Using the data below, tally the lines that include the string "message". Only the number is wanted.

* BEGIN *

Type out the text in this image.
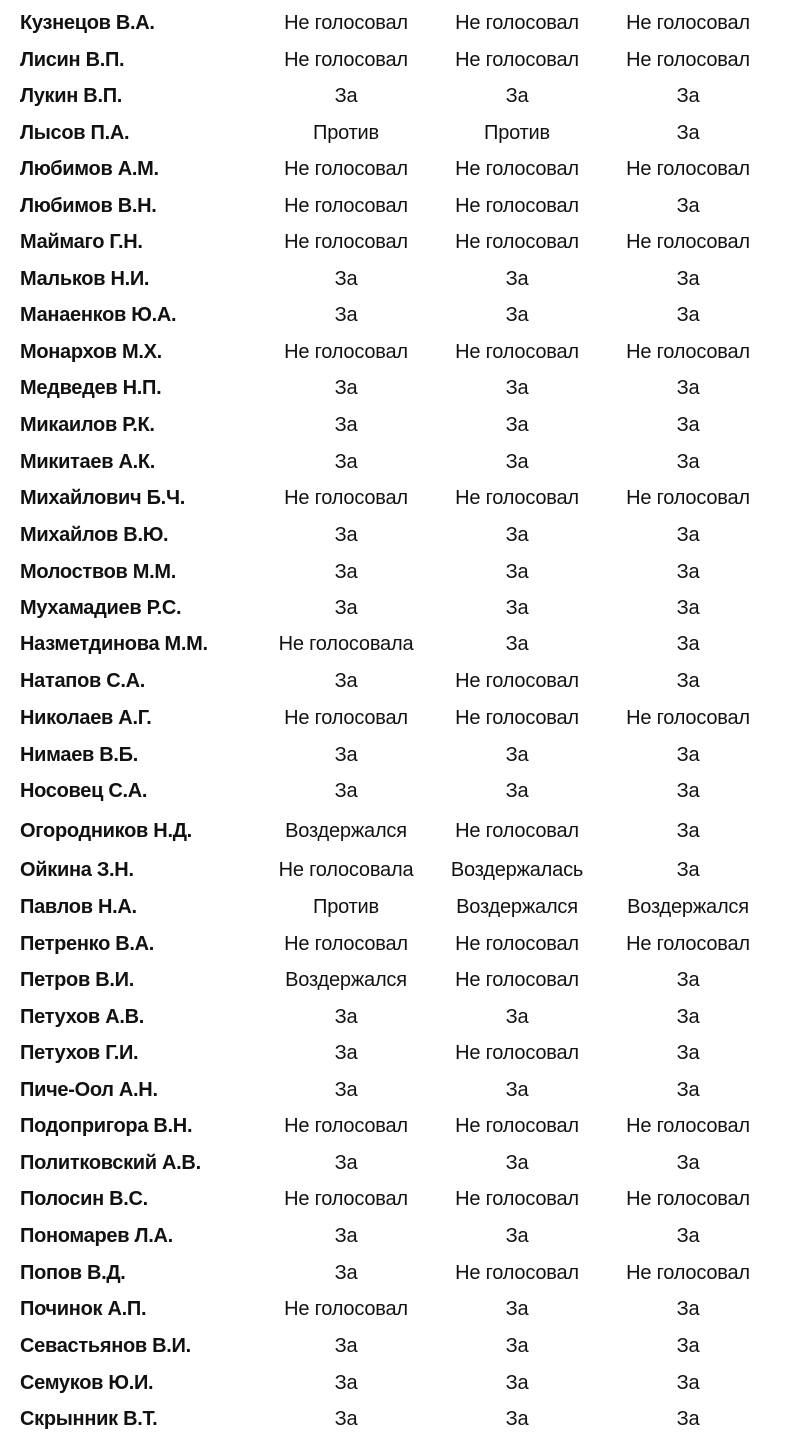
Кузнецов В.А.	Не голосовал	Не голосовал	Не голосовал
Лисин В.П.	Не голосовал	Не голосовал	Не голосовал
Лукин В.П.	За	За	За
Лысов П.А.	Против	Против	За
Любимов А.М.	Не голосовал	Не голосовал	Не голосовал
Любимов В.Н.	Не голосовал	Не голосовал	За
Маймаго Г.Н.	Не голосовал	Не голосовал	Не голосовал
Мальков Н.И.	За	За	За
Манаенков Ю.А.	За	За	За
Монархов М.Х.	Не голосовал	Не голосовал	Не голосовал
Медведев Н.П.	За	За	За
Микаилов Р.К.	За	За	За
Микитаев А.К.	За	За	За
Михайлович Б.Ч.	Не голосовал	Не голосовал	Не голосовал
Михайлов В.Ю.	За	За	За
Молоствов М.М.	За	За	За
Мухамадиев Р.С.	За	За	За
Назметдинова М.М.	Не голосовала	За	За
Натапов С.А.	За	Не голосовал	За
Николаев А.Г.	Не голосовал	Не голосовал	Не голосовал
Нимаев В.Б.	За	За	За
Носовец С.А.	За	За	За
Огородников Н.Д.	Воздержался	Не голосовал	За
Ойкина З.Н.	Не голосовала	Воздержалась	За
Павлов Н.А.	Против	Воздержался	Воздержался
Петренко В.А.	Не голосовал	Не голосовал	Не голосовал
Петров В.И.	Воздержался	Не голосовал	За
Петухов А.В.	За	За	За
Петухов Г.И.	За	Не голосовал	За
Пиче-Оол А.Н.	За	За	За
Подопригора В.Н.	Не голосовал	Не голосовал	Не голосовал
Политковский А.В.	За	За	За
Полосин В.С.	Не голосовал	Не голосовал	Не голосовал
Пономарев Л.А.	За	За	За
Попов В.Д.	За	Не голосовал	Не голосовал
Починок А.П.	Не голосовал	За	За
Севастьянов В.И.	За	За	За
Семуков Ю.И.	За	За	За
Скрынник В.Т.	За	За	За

* END *
* BEGIN *

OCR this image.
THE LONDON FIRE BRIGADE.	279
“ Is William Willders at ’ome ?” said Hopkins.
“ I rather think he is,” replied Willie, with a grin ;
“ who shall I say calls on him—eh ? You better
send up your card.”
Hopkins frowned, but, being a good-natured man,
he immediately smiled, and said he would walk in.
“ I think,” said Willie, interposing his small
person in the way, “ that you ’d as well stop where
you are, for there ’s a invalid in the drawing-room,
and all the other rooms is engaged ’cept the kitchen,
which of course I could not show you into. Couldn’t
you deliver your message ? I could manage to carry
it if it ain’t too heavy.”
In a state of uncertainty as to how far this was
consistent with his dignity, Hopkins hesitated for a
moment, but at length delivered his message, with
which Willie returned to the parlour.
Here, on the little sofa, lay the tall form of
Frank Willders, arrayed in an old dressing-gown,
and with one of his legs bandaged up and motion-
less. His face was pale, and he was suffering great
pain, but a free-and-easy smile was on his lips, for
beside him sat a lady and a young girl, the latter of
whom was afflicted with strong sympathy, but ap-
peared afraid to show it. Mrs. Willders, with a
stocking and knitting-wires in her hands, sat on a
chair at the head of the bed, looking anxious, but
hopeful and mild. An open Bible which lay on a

* END *

→ COMPLETE OUTPUT
2